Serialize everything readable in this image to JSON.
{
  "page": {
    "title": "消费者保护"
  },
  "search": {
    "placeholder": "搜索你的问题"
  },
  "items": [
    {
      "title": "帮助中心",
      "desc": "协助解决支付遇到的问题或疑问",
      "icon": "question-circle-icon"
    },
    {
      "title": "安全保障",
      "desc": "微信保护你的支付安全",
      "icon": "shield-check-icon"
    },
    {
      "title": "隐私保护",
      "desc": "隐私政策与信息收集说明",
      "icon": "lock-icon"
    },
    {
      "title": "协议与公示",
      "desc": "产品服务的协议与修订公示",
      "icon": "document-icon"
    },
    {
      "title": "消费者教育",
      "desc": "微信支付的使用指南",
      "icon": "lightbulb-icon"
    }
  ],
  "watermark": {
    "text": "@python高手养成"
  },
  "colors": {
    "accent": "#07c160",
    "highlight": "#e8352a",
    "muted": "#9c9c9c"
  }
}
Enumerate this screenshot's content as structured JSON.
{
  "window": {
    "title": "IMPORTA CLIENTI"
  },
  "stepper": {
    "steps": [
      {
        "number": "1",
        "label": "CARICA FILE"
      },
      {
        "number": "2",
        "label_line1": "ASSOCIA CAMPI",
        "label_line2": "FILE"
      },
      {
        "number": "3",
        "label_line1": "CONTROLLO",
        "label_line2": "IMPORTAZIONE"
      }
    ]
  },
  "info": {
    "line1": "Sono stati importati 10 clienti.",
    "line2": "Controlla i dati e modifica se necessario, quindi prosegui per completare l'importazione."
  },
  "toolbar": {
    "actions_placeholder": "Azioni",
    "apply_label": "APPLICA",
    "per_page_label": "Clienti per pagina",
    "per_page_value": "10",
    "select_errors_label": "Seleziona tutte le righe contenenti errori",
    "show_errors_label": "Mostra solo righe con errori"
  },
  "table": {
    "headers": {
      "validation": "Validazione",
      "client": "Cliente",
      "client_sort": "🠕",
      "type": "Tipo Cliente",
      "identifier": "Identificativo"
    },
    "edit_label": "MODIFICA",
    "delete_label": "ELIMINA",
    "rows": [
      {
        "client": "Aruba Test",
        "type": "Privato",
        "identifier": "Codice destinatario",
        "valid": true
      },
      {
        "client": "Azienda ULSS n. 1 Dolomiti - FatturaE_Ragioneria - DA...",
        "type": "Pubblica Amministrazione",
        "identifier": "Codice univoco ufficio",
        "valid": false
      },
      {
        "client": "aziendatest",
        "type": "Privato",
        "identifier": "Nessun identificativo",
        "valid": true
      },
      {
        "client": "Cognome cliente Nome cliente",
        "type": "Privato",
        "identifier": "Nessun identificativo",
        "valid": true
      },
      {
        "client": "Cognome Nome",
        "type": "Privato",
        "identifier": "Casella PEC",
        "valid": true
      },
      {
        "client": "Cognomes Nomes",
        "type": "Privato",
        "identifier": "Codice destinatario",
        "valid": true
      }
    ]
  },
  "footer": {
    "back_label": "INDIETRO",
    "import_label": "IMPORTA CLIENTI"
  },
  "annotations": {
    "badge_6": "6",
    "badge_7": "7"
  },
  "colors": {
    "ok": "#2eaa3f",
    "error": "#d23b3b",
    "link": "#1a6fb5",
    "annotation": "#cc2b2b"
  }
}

### Given exercise
Only lines with the string "righe" belong in your answer; copy each one.

### Full output
    "select_errors_label": "Seleziona tutte le righe contenenti errori",
    "show_errors_label": "Mostra solo righe con errori"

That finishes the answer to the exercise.